__Exercise input__
........

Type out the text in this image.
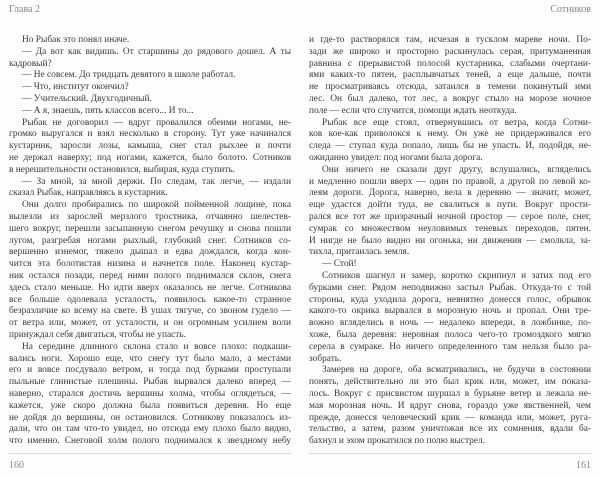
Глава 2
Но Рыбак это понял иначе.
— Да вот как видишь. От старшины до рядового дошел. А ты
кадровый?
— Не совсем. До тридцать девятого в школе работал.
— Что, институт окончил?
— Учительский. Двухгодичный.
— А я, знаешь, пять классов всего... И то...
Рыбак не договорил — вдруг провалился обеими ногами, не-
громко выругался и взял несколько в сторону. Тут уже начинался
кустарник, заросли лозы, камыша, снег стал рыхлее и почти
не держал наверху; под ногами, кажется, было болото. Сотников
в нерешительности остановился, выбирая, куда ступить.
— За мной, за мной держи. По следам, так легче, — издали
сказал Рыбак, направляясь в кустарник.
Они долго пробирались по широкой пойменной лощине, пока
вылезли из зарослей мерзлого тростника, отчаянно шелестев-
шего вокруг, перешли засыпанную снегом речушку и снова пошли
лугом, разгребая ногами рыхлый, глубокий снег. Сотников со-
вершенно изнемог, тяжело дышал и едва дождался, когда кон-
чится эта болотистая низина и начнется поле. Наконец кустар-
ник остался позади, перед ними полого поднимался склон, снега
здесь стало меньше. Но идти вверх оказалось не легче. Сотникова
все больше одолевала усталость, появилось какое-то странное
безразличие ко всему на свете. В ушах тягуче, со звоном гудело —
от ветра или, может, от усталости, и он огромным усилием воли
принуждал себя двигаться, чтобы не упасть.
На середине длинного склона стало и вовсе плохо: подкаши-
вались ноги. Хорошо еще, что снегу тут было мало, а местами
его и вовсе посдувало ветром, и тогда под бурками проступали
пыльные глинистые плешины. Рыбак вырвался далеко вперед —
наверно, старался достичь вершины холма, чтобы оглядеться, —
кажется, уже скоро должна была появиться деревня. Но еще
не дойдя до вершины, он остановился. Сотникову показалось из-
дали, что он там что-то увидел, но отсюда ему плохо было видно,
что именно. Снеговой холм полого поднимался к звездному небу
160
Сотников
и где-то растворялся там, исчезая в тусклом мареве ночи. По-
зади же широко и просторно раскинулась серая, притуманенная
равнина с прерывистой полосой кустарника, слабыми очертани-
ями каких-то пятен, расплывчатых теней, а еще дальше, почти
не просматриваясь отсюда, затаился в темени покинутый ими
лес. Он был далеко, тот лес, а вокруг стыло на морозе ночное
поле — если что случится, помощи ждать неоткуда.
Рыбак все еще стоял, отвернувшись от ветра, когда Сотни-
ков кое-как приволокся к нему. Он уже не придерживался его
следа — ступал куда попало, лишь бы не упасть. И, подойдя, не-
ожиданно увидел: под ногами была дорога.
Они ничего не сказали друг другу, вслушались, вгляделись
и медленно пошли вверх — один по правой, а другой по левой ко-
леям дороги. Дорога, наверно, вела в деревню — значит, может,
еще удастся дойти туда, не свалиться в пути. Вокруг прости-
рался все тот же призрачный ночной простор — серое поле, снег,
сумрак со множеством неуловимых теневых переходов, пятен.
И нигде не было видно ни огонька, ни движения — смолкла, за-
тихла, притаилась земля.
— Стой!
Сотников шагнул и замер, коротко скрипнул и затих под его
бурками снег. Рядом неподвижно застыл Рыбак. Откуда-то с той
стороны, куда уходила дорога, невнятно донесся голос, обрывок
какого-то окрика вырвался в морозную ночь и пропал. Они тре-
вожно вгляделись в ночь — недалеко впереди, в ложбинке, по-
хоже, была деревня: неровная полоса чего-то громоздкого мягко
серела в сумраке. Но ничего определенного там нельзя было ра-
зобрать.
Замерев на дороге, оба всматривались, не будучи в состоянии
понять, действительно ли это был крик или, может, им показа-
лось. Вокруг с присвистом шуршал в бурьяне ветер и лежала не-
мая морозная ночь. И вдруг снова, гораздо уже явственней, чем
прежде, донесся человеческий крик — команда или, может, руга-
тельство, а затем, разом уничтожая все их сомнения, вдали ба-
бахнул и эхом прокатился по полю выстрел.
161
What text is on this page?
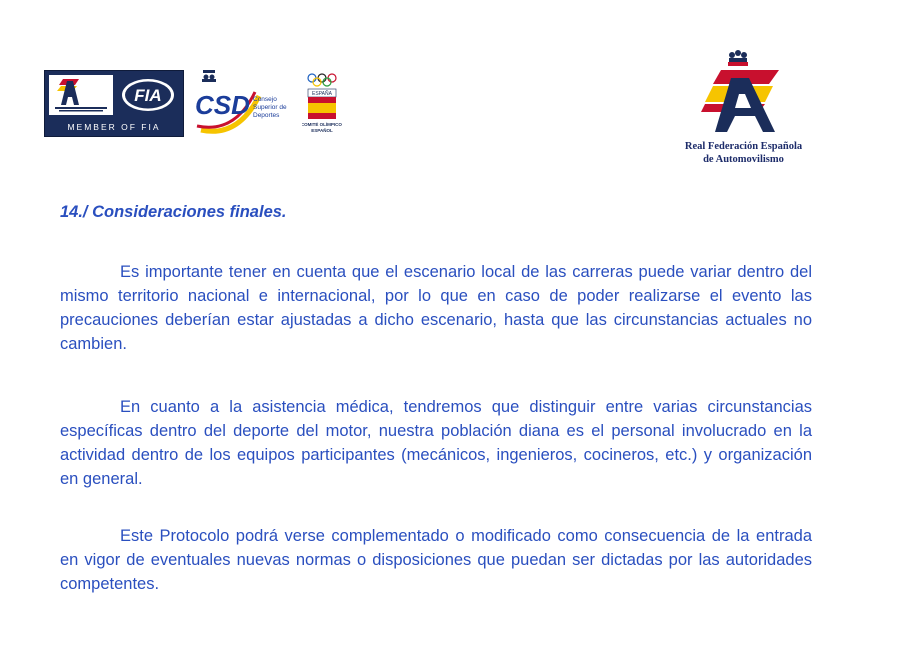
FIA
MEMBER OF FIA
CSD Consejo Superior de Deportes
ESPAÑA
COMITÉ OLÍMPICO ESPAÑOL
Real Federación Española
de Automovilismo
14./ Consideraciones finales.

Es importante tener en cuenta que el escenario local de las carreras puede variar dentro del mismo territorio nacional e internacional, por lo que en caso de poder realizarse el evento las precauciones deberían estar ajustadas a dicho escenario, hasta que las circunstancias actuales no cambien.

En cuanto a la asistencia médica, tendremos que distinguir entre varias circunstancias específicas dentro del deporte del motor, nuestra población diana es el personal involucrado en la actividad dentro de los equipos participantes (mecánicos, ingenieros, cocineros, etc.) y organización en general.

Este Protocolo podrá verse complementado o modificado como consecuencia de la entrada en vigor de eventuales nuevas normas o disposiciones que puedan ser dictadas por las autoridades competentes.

........

Copy every record above exactly as written, but leave out the pictures.

Type out the text in this image.
Глава 2
Но Рыбак это понял иначе.
— Да вот как видишь. От старшины до рядового дошел. А ты
кадровый?
— Не совсем. До тридцать девятого в школе работал.
— Что, институт окончил?
— Учительский. Двухгодичный.
— А я, знаешь, пять классов всего... И то...
Рыбак не договорил — вдруг провалился обеими ногами, не-
громко выругался и взял несколько в сторону. Тут уже начинался
кустарник, заросли лозы, камыша, снег стал рыхлее и почти
не держал наверху; под ногами, кажется, было болото. Сотников
в нерешительности остановился, выбирая, куда ступить.
— За мной, за мной держи. По следам, так легче, — издали
сказал Рыбак, направляясь в кустарник.
Они долго пробирались по широкой пойменной лощине, пока
вылезли из зарослей мерзлого тростника, отчаянно шелестев-
шего вокруг, перешли засыпанную снегом речушку и снова пошли
лугом, разгребая ногами рыхлый, глубокий снег. Сотников со-
вершенно изнемог, тяжело дышал и едва дождался, когда кон-
чится эта болотистая низина и начнется поле. Наконец кустар-
ник остался позади, перед ними полого поднимался склон, снега
здесь стало меньше. Но идти вверх оказалось не легче. Сотникова
все больше одолевала усталость, появилось какое-то странное
безразличие ко всему на свете. В ушах тягуче, со звоном гудело —
от ветра или, может, от усталости, и он огромным усилием воли
принуждал себя двигаться, чтобы не упасть.
На середине длинного склона стало и вовсе плохо: подкаши-
вались ноги. Хорошо еще, что снегу тут было мало, а местами
его и вовсе посдувало ветром, и тогда под бурками проступали
пыльные глинистые плешины. Рыбак вырвался далеко вперед —
наверно, старался достичь вершины холма, чтобы оглядеться, —
кажется, уже скоро должна была появиться деревня. Но еще
не дойдя до вершины, он остановился. Сотникову показалось из-
дали, что он там что-то увидел, но отсюда ему плохо было видно,
что именно. Снеговой холм полого поднимался к звездному небу
160
Сотников
и где-то растворялся там, исчезая в тусклом мареве ночи. По-
зади же широко и просторно раскинулась серая, притуманенная
равнина с прерывистой полосой кустарника, слабыми очертани-
ями каких-то пятен, расплывчатых теней, а еще дальше, почти
не просматриваясь отсюда, затаился в темени покинутый ими
лес. Он был далеко, тот лес, а вокруг стыло на морозе ночное
поле — если что случится, помощи ждать неоткуда.
Рыбак все еще стоял, отвернувшись от ветра, когда Сотни-
ков кое-как приволокся к нему. Он уже не придерживался его
следа — ступал куда попало, лишь бы не упасть. И, подойдя, не-
ожиданно увидел: под ногами была дорога.
Они ничего не сказали друг другу, вслушались, вгляделись
и медленно пошли вверх — один по правой, а другой по левой ко-
леям дороги. Дорога, наверно, вела в деревню — значит, может,
еще удастся дойти туда, не свалиться в пути. Вокруг прости-
рался все тот же призрачный ночной простор — серое поле, снег,
сумрак со множеством неуловимых теневых переходов, пятен.
И нигде не было видно ни огонька, ни движения — смолкла, за-
тихла, притаилась земля.
— Стой!
Сотников шагнул и замер, коротко скрипнул и затих под его
бурками снег. Рядом неподвижно застыл Рыбак. Откуда-то с той
стороны, куда уходила дорога, невнятно донесся голос, обрывок
какого-то окрика вырвался в морозную ночь и пропал. Они тре-
вожно вгляделись в ночь — недалеко впереди, в ложбинке, по-
хоже, была деревня: неровная полоса чего-то громоздкого мягко
серела в сумраке. Но ничего определенного там нельзя было ра-
зобрать.
Замерев на дороге, оба всматривались, не будучи в состоянии
понять, действительно ли это был крик или, может, им показа-
лось. Вокруг с присвистом шуршал в бурьяне ветер и лежала не-
мая морозная ночь. И вдруг снова, гораздо уже явственней, чем
прежде, донесся человеческий крик — команда или, может, руга-
тельство, а затем, разом уничтожая все их сомнения, вдали ба-
бахнул и эхом прокатился по полю выстрел.
161
What text is on this page?
FIA
MEMBER OF FIA
CSD Consejo Superior de Deportes
ESPAÑA
COMITÉ OLÍMPICO ESPAÑOL
Real Federación Española
de Automovilismo
14./ Consideraciones finales.

Es importante tener en cuenta que el escenario local de las carreras puede variar dentro del mismo territorio nacional e internacional, por lo que en caso de poder realizarse el evento las precauciones deberían estar ajustadas a dicho escenario, hasta que las circunstancias actuales no cambien.

En cuanto a la asistencia médica, tendremos que distinguir entre varias circunstancias específicas dentro del deporte del motor, nuestra población diana es el personal involucrado en la actividad dentro de los equipos participantes (mecánicos, ingenieros, cocineros, etc.) y organización en general.

Este Protocolo podrá verse complementado o modificado como consecuencia de la entrada en vigor de eventuales nuevas normas o disposiciones que puedan ser dictadas por las autoridades competentes.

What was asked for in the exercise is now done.